▶ **Written task**: Below are some records; retype all of them exactly.

################

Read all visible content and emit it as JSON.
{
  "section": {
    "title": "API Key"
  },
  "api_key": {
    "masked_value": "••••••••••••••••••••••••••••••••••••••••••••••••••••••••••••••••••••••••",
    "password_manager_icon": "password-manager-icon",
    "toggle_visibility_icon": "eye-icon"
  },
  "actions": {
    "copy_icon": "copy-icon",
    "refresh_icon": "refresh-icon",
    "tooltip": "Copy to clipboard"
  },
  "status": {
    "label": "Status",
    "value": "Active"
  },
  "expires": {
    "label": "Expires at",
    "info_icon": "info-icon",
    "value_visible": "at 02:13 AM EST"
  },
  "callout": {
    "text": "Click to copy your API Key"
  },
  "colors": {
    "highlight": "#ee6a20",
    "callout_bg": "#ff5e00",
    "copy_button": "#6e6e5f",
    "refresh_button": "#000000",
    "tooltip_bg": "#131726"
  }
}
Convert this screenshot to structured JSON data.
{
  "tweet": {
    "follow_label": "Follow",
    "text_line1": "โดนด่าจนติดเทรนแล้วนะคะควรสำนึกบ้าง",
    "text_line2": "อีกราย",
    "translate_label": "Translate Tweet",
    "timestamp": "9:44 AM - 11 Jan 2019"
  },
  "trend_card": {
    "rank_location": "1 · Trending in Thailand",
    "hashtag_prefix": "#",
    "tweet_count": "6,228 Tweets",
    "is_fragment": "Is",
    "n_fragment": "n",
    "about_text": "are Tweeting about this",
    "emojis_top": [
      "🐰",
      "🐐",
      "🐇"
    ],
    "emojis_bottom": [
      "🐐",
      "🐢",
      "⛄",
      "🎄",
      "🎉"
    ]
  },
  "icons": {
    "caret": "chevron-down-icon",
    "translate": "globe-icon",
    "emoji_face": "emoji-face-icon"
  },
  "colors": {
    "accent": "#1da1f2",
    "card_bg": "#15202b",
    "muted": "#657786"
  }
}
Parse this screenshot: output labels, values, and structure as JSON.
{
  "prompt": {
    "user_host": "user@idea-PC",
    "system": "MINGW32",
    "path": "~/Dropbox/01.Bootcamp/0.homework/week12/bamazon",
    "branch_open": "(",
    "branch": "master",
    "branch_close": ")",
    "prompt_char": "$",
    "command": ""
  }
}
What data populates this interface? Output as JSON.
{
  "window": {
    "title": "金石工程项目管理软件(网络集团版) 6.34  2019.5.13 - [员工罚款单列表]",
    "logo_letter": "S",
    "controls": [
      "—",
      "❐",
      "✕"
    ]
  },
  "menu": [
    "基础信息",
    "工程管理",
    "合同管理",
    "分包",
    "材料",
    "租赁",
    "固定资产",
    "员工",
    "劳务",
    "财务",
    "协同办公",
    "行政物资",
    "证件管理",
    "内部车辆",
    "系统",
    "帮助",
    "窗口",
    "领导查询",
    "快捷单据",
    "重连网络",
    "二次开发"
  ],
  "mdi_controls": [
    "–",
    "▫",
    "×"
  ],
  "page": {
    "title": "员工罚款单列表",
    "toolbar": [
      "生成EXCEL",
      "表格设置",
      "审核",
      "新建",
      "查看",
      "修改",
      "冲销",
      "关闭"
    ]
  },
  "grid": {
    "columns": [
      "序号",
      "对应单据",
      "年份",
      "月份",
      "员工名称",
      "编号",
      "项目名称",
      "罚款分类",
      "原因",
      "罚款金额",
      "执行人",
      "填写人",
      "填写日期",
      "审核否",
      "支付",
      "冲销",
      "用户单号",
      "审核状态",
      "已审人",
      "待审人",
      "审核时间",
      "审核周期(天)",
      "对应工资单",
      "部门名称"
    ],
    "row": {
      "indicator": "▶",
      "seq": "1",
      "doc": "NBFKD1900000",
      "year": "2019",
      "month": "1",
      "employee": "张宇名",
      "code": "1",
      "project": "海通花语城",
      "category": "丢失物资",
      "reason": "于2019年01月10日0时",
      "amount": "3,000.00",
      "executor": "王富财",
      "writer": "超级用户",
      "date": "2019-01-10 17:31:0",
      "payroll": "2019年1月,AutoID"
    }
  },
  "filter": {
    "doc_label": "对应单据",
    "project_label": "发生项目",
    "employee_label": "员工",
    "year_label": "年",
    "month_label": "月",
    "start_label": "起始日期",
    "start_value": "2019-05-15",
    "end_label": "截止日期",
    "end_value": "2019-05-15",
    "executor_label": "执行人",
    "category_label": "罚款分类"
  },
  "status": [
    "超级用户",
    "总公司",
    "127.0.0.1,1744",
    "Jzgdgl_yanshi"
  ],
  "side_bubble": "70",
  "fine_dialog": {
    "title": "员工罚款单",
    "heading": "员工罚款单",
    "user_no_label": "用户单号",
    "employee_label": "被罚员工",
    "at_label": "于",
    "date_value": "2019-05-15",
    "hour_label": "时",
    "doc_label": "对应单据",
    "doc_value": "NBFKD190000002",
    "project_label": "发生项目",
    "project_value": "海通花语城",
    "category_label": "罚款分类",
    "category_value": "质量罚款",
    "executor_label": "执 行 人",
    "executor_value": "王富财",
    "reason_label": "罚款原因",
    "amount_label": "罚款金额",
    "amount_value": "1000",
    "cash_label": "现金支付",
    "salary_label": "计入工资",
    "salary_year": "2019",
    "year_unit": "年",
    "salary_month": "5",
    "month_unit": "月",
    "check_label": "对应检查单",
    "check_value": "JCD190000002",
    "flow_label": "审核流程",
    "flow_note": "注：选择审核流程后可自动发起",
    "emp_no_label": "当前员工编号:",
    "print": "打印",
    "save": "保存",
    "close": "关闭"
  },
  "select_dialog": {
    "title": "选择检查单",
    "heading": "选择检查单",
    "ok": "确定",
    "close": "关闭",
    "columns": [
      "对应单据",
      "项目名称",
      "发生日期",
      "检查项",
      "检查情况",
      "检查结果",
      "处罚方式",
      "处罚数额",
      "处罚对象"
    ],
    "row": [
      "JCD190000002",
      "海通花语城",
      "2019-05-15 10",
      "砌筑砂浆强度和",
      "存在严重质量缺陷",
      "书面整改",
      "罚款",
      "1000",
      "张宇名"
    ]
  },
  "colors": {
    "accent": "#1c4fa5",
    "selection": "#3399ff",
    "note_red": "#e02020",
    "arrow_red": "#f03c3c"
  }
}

################

▶ **Final answer**:
Read all visible content and emit it as JSON.
{
  "section": {
    "title": "API Key"
  },
  "api_key": {
    "masked_value": "••••••••••••••••••••••••••••••••••••••••••••••••••••••••••••••••••••••••",
    "password_manager_icon": "password-manager-icon",
    "toggle_visibility_icon": "eye-icon"
  },
  "actions": {
    "copy_icon": "copy-icon",
    "refresh_icon": "refresh-icon",
    "tooltip": "Copy to clipboard"
  },
  "status": {
    "label": "Status",
    "value": "Active"
  },
  "expires": {
    "label": "Expires at",
    "info_icon": "info-icon",
    "value_visible": "at 02:13 AM EST"
  },
  "callout": {
    "text": "Click to copy your API Key"
  },
  "colors": {
    "highlight": "#ee6a20",
    "callout_bg": "#ff5e00",
    "copy_button": "#6e6e5f",
    "refresh_button": "#000000",
    "tooltip_bg": "#131726"
  }
}
Convert this screenshot to structured JSON data.
{
  "tweet": {
    "follow_label": "Follow",
    "text_line1": "โดนด่าจนติดเทรนแล้วนะคะควรสำนึกบ้าง",
    "text_line2": "อีกราย",
    "translate_label": "Translate Tweet",
    "timestamp": "9:44 AM - 11 Jan 2019"
  },
  "trend_card": {
    "rank_location": "1 · Trending in Thailand",
    "hashtag_prefix": "#",
    "tweet_count": "6,228 Tweets",
    "is_fragment": "Is",
    "n_fragment": "n",
    "about_text": "are Tweeting about this",
    "emojis_top": [
      "🐰",
      "🐐",
      "🐇"
    ],
    "emojis_bottom": [
      "🐐",
      "🐢",
      "⛄",
      "🎄",
      "🎉"
    ]
  },
  "icons": {
    "caret": "chevron-down-icon",
    "translate": "globe-icon",
    "emoji_face": "emoji-face-icon"
  },
  "colors": {
    "accent": "#1da1f2",
    "card_bg": "#15202b",
    "muted": "#657786"
  }
}
Parse this screenshot: output labels, values, and structure as JSON.
{
  "prompt": {
    "user_host": "user@idea-PC",
    "system": "MINGW32",
    "path": "~/Dropbox/01.Bootcamp/0.homework/week12/bamazon",
    "branch_open": "(",
    "branch": "master",
    "branch_close": ")",
    "prompt_char": "$",
    "command": ""
  }
}
What data populates this interface? Output as JSON.
{
  "window": {
    "title": "金石工程项目管理软件(网络集团版) 6.34  2019.5.13 - [员工罚款单列表]",
    "logo_letter": "S",
    "controls": [
      "—",
      "❐",
      "✕"
    ]
  },
  "menu": [
    "基础信息",
    "工程管理",
    "合同管理",
    "分包",
    "材料",
    "租赁",
    "固定资产",
    "员工",
    "劳务",
    "财务",
    "协同办公",
    "行政物资",
    "证件管理",
    "内部车辆",
    "系统",
    "帮助",
    "窗口",
    "领导查询",
    "快捷单据",
    "重连网络",
    "二次开发"
  ],
  "mdi_controls": [
    "–",
    "▫",
    "×"
  ],
  "page": {
    "title": "员工罚款单列表",
    "toolbar": [
      "生成EXCEL",
      "表格设置",
      "审核",
      "新建",
      "查看",
      "修改",
      "冲销",
      "关闭"
    ]
  },
  "grid": {
    "columns": [
      "序号",
      "对应单据",
      "年份",
      "月份",
      "员工名称",
      "编号",
      "项目名称",
      "罚款分类",
      "原因",
      "罚款金额",
      "执行人",
      "填写人",
      "填写日期",
      "审核否",
      "支付",
      "冲销",
      "用户单号",
      "审核状态",
      "已审人",
      "待审人",
      "审核时间",
      "审核周期(天)",
      "对应工资单",
      "部门名称"
    ],
    "row": {
      "indicator": "▶",
      "seq": "1",
      "doc": "NBFKD1900000",
      "year": "2019",
      "month": "1",
      "employee": "张宇名",
      "code": "1",
      "project": "海通花语城",
      "category": "丢失物资",
      "reason": "于2019年01月10日0时",
      "amount": "3,000.00",
      "executor": "王富财",
      "writer": "超级用户",
      "date": "2019-01-10 17:31:0",
      "payroll": "2019年1月,AutoID"
    }
  },
  "filter": {
    "doc_label": "对应单据",
    "project_label": "发生项目",
    "employee_label": "员工",
    "year_label": "年",
    "month_label": "月",
    "start_label": "起始日期",
    "start_value": "2019-05-15",
    "end_label": "截止日期",
    "end_value": "2019-05-15",
    "executor_label": "执行人",
    "category_label": "罚款分类"
  },
  "status": [
    "超级用户",
    "总公司",
    "127.0.0.1,1744",
    "Jzgdgl_yanshi"
  ],
  "side_bubble": "70",
  "fine_dialog": {
    "title": "员工罚款单",
    "heading": "员工罚款单",
    "user_no_label": "用户单号",
    "employee_label": "被罚员工",
    "at_label": "于",
    "date_value": "2019-05-15",
    "hour_label": "时",
    "doc_label": "对应单据",
    "doc_value": "NBFKD190000002",
    "project_label": "发生项目",
    "project_value": "海通花语城",
    "category_label": "罚款分类",
    "category_value": "质量罚款",
    "executor_label": "执 行 人",
    "executor_value": "王富财",
    "reason_label": "罚款原因",
    "amount_label": "罚款金额",
    "amount_value": "1000",
    "cash_label": "现金支付",
    "salary_label": "计入工资",
    "salary_year": "2019",
    "year_unit": "年",
    "salary_month": "5",
    "month_unit": "月",
    "check_label": "对应检查单",
    "check_value": "JCD190000002",
    "flow_label": "审核流程",
    "flow_note": "注：选择审核流程后可自动发起",
    "emp_no_label": "当前员工编号:",
    "print": "打印",
    "save": "保存",
    "close": "关闭"
  },
  "select_dialog": {
    "title": "选择检查单",
    "heading": "选择检查单",
    "ok": "确定",
    "close": "关闭",
    "columns": [
      "对应单据",
      "项目名称",
      "发生日期",
      "检查项",
      "检查情况",
      "检查结果",
      "处罚方式",
      "处罚数额",
      "处罚对象"
    ],
    "row": [
      "JCD190000002",
      "海通花语城",
      "2019-05-15 10",
      "砌筑砂浆强度和",
      "存在严重质量缺陷",
      "书面整改",
      "罚款",
      "1000",
      "张宇名"
    ]
  },
  "colors": {
    "accent": "#1c4fa5",
    "selection": "#3399ff",
    "note_red": "#e02020",
    "arrow_red": "#f03c3c"
  }
}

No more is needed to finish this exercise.